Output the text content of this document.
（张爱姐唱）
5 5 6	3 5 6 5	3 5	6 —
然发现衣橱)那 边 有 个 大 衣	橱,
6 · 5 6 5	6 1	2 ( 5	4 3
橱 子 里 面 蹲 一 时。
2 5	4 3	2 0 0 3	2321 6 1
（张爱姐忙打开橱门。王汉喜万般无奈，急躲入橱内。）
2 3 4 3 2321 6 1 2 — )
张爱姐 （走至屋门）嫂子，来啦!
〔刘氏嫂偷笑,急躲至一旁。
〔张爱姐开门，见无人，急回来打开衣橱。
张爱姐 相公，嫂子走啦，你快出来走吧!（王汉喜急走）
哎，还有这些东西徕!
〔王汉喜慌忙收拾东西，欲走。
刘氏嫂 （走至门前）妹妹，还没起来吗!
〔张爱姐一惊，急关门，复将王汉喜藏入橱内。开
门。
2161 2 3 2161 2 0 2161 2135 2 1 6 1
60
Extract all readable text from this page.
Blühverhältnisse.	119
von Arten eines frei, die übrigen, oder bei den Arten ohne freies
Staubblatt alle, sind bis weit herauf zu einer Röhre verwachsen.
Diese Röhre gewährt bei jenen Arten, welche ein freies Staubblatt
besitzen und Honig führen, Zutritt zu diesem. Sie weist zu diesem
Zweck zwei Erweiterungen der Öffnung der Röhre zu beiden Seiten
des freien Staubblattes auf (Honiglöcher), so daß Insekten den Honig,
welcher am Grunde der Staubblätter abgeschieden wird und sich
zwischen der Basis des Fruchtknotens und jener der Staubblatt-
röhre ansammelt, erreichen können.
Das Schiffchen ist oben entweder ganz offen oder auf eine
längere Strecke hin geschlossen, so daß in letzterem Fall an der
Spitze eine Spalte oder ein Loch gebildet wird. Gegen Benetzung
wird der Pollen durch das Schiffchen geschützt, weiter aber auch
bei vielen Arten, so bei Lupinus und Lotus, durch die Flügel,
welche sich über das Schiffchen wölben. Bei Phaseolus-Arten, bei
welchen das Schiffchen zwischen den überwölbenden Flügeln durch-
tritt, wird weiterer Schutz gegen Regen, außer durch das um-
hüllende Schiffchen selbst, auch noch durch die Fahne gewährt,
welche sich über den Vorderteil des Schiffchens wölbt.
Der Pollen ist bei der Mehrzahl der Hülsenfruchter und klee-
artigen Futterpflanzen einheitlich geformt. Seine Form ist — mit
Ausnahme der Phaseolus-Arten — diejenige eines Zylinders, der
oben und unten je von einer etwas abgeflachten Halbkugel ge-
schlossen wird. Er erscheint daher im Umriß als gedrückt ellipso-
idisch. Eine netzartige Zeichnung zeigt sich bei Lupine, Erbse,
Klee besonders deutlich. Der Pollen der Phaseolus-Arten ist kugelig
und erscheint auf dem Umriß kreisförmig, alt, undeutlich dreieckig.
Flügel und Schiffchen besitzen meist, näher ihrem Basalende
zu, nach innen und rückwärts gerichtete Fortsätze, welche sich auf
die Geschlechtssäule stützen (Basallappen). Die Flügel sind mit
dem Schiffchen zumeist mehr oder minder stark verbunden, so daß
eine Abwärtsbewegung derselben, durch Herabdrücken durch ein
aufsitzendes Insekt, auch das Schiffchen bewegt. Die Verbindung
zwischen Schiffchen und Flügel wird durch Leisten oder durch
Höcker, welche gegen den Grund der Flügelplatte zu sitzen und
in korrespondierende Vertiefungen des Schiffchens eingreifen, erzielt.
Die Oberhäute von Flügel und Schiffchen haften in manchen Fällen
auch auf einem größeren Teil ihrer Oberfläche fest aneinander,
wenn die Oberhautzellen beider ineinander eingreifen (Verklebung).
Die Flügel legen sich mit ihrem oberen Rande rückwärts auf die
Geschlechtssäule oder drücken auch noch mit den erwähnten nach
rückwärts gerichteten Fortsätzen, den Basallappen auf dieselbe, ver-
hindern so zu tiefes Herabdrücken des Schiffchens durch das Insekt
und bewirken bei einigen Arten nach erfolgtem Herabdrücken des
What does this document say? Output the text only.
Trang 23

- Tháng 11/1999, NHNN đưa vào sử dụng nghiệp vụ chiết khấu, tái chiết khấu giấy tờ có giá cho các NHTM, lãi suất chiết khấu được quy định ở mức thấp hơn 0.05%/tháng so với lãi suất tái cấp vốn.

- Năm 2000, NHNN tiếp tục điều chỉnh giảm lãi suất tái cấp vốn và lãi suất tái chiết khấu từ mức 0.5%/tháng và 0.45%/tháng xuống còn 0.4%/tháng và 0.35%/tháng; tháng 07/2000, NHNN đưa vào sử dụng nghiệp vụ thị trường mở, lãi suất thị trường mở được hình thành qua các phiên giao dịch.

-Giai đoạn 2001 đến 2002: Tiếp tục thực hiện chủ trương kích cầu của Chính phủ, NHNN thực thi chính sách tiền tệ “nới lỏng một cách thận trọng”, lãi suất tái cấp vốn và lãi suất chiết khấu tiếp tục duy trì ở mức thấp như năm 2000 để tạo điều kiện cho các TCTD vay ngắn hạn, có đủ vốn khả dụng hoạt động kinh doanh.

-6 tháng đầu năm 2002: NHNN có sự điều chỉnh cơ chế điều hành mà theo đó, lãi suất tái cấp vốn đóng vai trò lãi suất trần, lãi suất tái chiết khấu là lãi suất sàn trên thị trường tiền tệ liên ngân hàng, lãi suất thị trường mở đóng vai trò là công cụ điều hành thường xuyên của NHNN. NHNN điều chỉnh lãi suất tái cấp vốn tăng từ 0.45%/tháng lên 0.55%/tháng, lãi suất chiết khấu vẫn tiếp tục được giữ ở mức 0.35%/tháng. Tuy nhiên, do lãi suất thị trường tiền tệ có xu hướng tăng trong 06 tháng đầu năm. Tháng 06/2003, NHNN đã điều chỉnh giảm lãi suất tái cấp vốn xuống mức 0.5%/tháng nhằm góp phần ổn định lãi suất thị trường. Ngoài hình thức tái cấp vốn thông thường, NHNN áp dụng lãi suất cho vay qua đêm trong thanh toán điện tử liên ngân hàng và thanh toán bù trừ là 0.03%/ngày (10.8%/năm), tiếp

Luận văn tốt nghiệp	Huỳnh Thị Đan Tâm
_ _ _ _ _
Task statement.
Make a list of all lines in the data that contain "this".

Exercise solution.
Output the text content of this document.
Extract all readable text from this page.
What does this document say? Output the text only.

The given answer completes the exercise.